***** WORKING DATA
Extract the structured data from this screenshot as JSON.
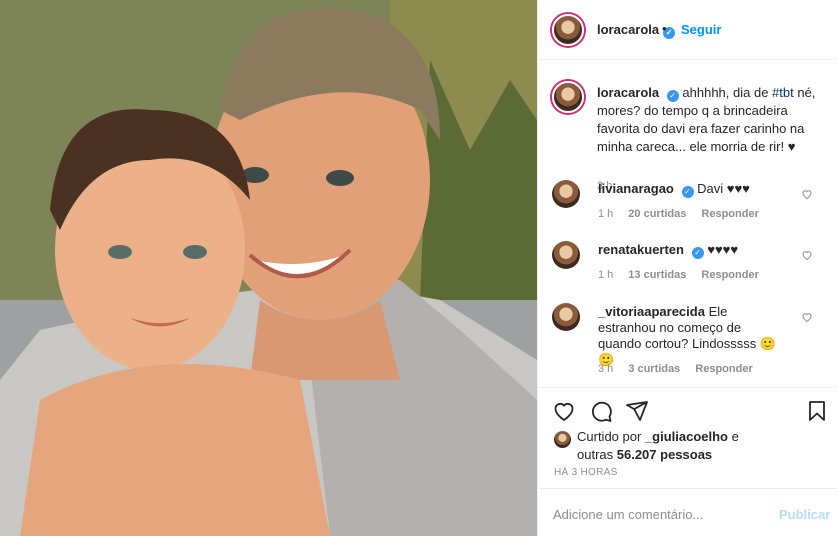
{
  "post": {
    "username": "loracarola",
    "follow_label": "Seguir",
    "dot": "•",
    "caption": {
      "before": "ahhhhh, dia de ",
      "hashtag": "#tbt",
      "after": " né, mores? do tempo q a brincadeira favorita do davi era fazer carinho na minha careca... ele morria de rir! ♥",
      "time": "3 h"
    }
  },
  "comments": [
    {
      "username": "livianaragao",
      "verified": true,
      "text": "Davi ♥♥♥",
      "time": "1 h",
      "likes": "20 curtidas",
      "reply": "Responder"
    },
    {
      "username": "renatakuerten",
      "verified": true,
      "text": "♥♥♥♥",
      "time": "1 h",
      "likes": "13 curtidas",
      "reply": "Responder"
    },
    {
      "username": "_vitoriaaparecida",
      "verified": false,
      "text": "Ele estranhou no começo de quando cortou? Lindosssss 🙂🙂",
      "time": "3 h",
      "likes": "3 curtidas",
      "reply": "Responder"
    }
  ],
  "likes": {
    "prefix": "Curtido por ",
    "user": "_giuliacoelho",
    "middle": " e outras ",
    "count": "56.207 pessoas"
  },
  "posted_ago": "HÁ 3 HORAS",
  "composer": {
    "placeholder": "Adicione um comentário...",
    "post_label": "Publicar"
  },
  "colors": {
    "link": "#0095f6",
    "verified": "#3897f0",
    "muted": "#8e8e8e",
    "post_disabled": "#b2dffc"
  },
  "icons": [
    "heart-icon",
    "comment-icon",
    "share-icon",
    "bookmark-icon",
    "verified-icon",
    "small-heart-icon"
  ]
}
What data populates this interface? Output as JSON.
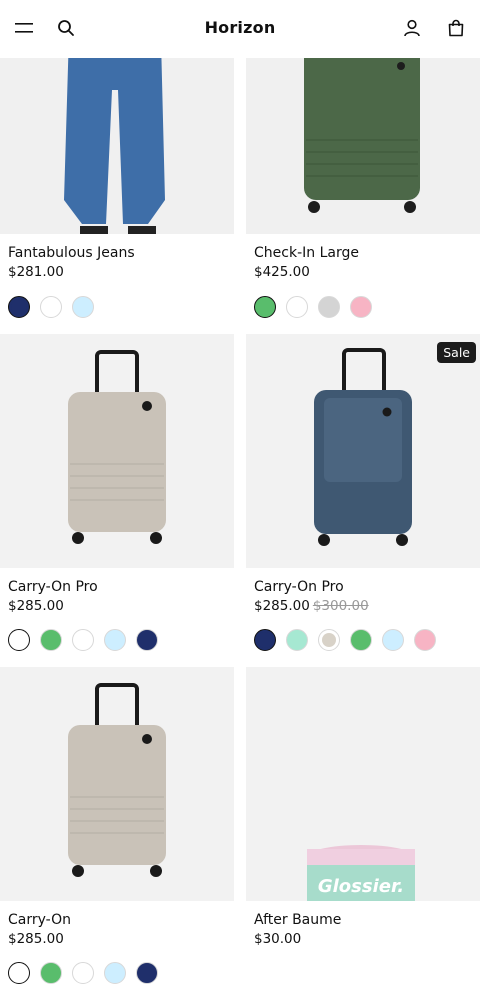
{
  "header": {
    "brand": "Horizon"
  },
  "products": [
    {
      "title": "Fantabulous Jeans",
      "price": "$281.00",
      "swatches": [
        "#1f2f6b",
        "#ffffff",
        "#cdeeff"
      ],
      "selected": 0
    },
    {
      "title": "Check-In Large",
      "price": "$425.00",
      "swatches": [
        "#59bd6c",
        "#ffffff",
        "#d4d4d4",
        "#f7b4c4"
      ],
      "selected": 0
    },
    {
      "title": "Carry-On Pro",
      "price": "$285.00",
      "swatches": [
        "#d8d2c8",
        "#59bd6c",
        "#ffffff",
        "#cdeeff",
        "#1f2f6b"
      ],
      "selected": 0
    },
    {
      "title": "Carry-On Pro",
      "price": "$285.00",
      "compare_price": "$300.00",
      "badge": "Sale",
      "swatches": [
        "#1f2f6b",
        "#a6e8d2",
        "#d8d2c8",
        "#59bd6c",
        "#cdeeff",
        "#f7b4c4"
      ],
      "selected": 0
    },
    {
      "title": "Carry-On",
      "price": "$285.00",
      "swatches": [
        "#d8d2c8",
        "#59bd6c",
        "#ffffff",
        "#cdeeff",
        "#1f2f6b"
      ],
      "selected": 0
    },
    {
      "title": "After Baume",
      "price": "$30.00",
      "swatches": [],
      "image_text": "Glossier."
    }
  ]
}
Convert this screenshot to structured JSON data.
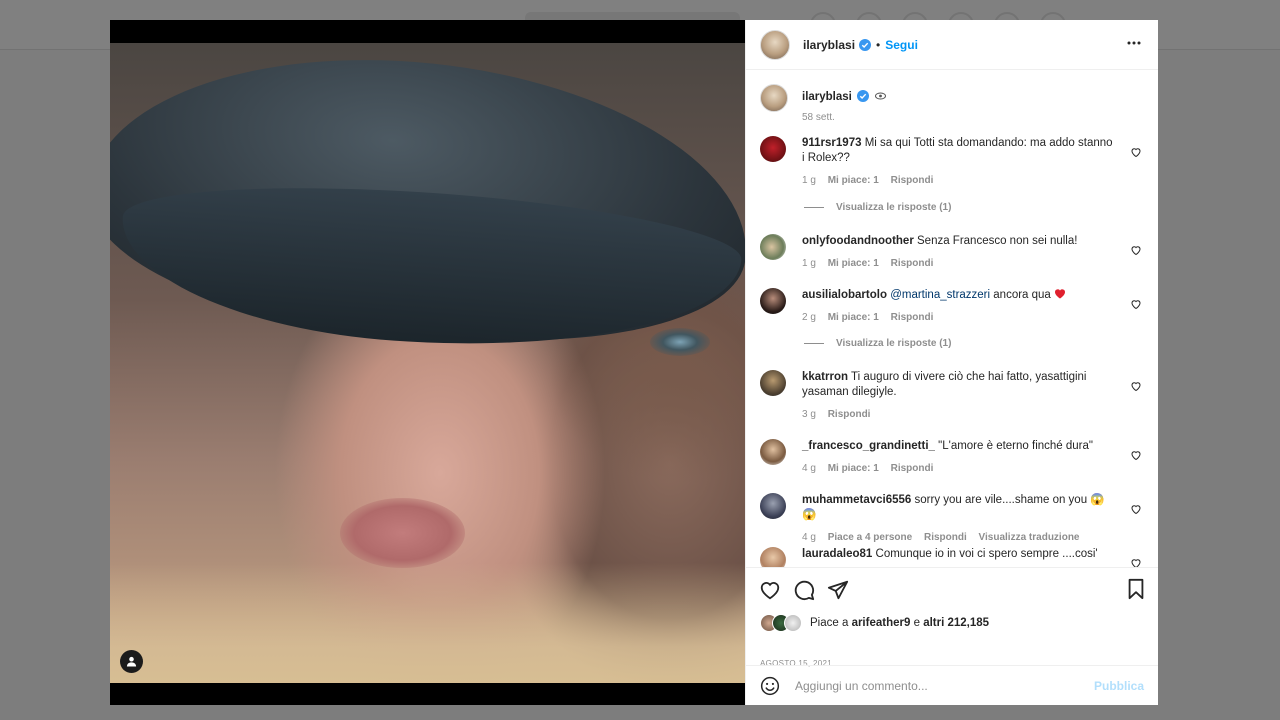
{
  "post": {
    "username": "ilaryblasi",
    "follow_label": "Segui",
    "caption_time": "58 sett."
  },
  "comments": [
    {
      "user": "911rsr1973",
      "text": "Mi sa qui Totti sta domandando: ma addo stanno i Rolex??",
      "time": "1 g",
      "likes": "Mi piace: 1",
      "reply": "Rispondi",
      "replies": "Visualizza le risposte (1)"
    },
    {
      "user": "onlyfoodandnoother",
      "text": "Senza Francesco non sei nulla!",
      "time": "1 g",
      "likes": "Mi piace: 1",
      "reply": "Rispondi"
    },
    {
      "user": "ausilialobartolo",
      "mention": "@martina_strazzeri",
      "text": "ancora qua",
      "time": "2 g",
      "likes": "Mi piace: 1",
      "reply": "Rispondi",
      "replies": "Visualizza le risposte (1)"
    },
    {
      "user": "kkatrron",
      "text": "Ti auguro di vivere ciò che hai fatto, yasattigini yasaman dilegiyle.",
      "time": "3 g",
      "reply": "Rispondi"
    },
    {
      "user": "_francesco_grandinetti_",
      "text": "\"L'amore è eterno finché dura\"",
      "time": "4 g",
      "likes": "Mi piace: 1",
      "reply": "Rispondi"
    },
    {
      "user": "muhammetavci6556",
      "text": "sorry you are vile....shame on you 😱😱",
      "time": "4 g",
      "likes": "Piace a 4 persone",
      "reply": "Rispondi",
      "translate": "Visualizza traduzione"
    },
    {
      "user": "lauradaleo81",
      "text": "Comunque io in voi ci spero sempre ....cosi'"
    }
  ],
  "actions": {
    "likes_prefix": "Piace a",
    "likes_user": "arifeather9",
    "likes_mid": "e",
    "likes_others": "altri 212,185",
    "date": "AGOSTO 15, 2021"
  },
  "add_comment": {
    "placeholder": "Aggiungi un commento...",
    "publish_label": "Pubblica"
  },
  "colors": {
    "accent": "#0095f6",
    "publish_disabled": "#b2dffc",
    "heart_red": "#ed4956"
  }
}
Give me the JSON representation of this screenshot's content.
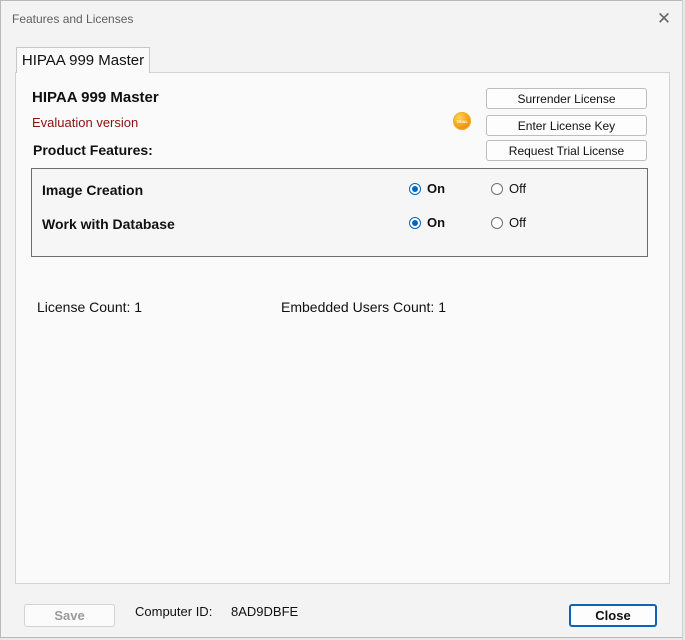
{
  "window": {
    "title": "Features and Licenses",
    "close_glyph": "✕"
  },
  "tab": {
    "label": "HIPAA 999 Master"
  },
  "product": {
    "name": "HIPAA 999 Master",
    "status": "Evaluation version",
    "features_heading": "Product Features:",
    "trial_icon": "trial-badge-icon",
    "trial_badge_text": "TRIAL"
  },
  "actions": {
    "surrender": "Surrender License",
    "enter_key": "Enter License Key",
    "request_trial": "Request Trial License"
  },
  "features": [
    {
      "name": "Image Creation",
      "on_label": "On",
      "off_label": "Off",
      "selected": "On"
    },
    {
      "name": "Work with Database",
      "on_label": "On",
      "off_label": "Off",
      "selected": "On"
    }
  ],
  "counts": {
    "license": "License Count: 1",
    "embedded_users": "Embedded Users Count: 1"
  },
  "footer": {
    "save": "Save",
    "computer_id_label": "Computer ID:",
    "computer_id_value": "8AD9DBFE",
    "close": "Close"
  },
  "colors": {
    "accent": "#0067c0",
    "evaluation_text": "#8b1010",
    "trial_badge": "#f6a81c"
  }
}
**********
GOAL:
Among the entries above, identify all lines with "placeholder" and copy them.

EXERCISE RESPONSE:
    "placeholder": "Adicione um comentário...",
    "placeholder": "Aggiungi un commento...",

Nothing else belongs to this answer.